### Exercise description:
Would you transcribe the whole listing exactly, minus its pictures?

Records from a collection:
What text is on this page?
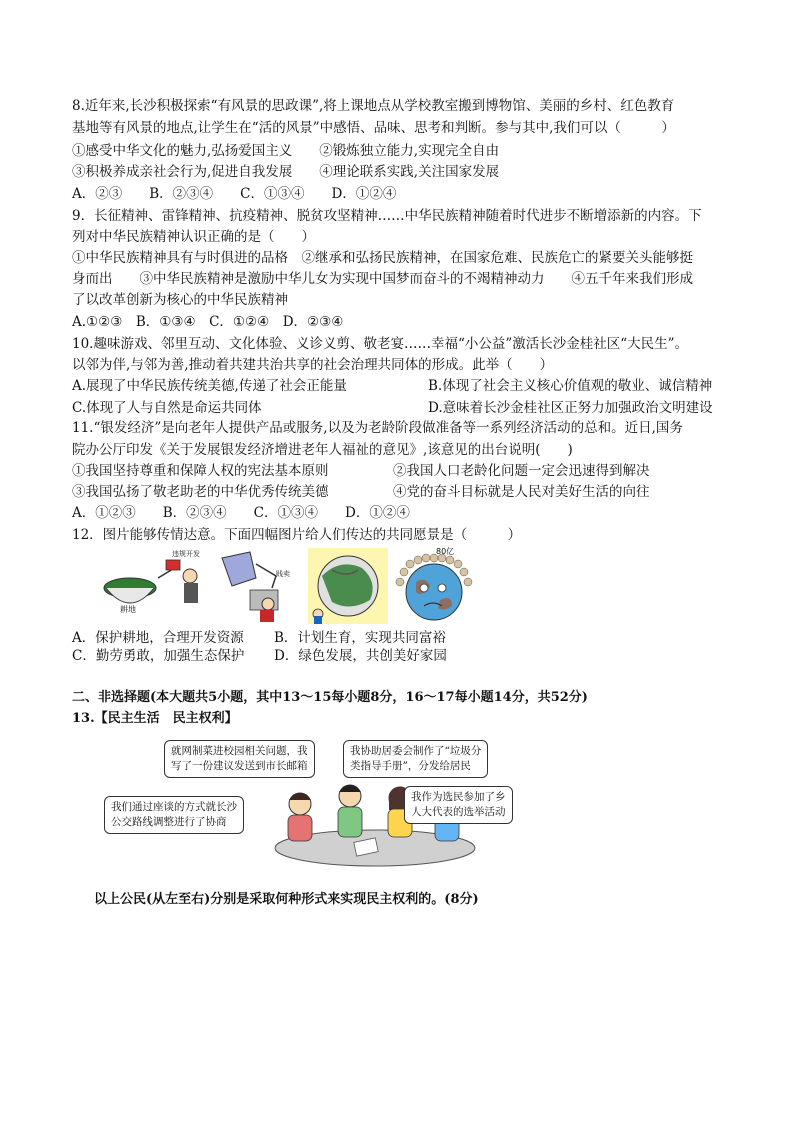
8.近年来,长沙积极探索“有风景的思政课”,将上课地点从学校教室搬到博物馆、美丽的乡村、红色教育
基地等有风景的地点,让学生在“活的风景”中感悟、品味、思考和判断。参与其中,我们可以（　　　）
①感受中华文化的魅力,弘扬爱国主义　　②锻炼独立能力,实现完全自由
③积极养成亲社会行为,促进自我发展　　④理论联系实践,关注国家发展
A．②③　　B．②③④　　C．①③④　　D．①②④
9．长征精神、雷锋精神、抗疫精神、脱贫攻坚精神……中华民族精神随着时代进步不断增添新的内容。下
列对中华民族精神认识正确的是（　　）
①中华民族精神具有与时俱进的品格　②继承和弘扬民族精神，在国家危难、民族危亡的紧要关头能够挺
身而出　　③中华民族精神是激励中华儿女为实现中国梦而奋斗的不竭精神动力　　④五千年来我们形成
了以改革创新为核心的中华民族精神
A.①②③　B．①③④　C．①②④　D．②③④
10.趣味游戏、邻里互动、文化体验、义诊义剪、敬老宴……幸福“小公益”激活长沙金桂社区“大民生”。
以邻为伴,与邻为善,推动着共建共治共享的社会治理共同体的形成。此举（　　）
A.展现了中华民族传统美德,传递了社会正能量	B.体现了社会主义核心价值观的敬业、诚信精神
C.体现了人与自然是命运共同体	D.意味着长沙金桂社区正努力加强政治文明建设
11.“银发经济”是向老年人提供产品或服务,以及为老龄阶段做准备等一系列经济活动的总和。近日,国务
院办公厅印发《关于发展银发经济增进老年人福祉的意见》,该意见的出台说明(　　)
①我国坚持尊重和保障人权的宪法基本原则	②我国人口老龄化问题一定会迅速得到解决
③我国弘扬了敬老助老的中华优秀传统美德	④党的奋斗目标就是人民对美好生活的向往
A．①②③　　B．②③④　　C．①③④　　D．①②④
12．图片能够传情达意。下面四幅图片给人们传达的共同愿景是（　　　）
耕地
违规开发
贱卖
80亿
A．保护耕地，合理开发资源 B．计划生育，实现共同富裕
C．勤劳勇敢，加强生态保护 D．绿色发展，共创美好家园
二、非选择题(本大题共5小题，其中13～15每小题8分，16～17每小题14分，共52分)
13.【民主生活　民主权利】
就网制菜进校园相关问题，我
写了一份建议发送到市长邮箱
我协助居委会制作了“垃圾分
类指导手册”，分发给居民
我们通过座谈的方式就长沙
公交路线调整进行了协商
我作为选民参加了乡
人大代表的选举活动
以上公民(从左至右)分别是采取何种形式来实现民主权利的。(8分)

### Response:
What text is on this page?
8.近年来,长沙积极探索“有风景的思政课”,将上课地点从学校教室搬到博物馆、美丽的乡村、红色教育
基地等有风景的地点,让学生在“活的风景”中感悟、品味、思考和判断。参与其中,我们可以（　　　）
①感受中华文化的魅力,弘扬爱国主义　　②锻炼独立能力,实现完全自由
③积极养成亲社会行为,促进自我发展　　④理论联系实践,关注国家发展
A．②③　　B．②③④　　C．①③④　　D．①②④
9．长征精神、雷锋精神、抗疫精神、脱贫攻坚精神……中华民族精神随着时代进步不断增添新的内容。下
列对中华民族精神认识正确的是（　　）
①中华民族精神具有与时俱进的品格　②继承和弘扬民族精神，在国家危难、民族危亡的紧要关头能够挺
身而出　　③中华民族精神是激励中华儿女为实现中国梦而奋斗的不竭精神动力　　④五千年来我们形成
了以改革创新为核心的中华民族精神
A.①②③　B．①③④　C．①②④　D．②③④
10.趣味游戏、邻里互动、文化体验、义诊义剪、敬老宴……幸福“小公益”激活长沙金桂社区“大民生”。
以邻为伴,与邻为善,推动着共建共治共享的社会治理共同体的形成。此举（　　）
A.展现了中华民族传统美德,传递了社会正能量	B.体现了社会主义核心价值观的敬业、诚信精神
C.体现了人与自然是命运共同体	D.意味着长沙金桂社区正努力加强政治文明建设
11.“银发经济”是向老年人提供产品或服务,以及为老龄阶段做准备等一系列经济活动的总和。近日,国务
院办公厅印发《关于发展银发经济增进老年人福祉的意见》,该意见的出台说明(　　)
①我国坚持尊重和保障人权的宪法基本原则	②我国人口老龄化问题一定会迅速得到解决
③我国弘扬了敬老助老的中华优秀传统美德	④党的奋斗目标就是人民对美好生活的向往
A．①②③　　B．②③④　　C．①③④　　D．①②④
12．图片能够传情达意。下面四幅图片给人们传达的共同愿景是（　　　）
耕地
违规开发
贱卖
80亿
A．保护耕地，合理开发资源 B．计划生育，实现共同富裕
C．勤劳勇敢，加强生态保护 D．绿色发展，共创美好家园
二、非选择题(本大题共5小题，其中13～15每小题8分，16～17每小题14分，共52分)
13.【民主生活　民主权利】
就网制菜进校园相关问题，我
写了一份建议发送到市长邮箱
我协助居委会制作了“垃圾分
类指导手册”，分发给居民
我们通过座谈的方式就长沙
公交路线调整进行了协商
我作为选民参加了乡
人大代表的选举活动
以上公民(从左至右)分别是采取何种形式来实现民主权利的。(8分)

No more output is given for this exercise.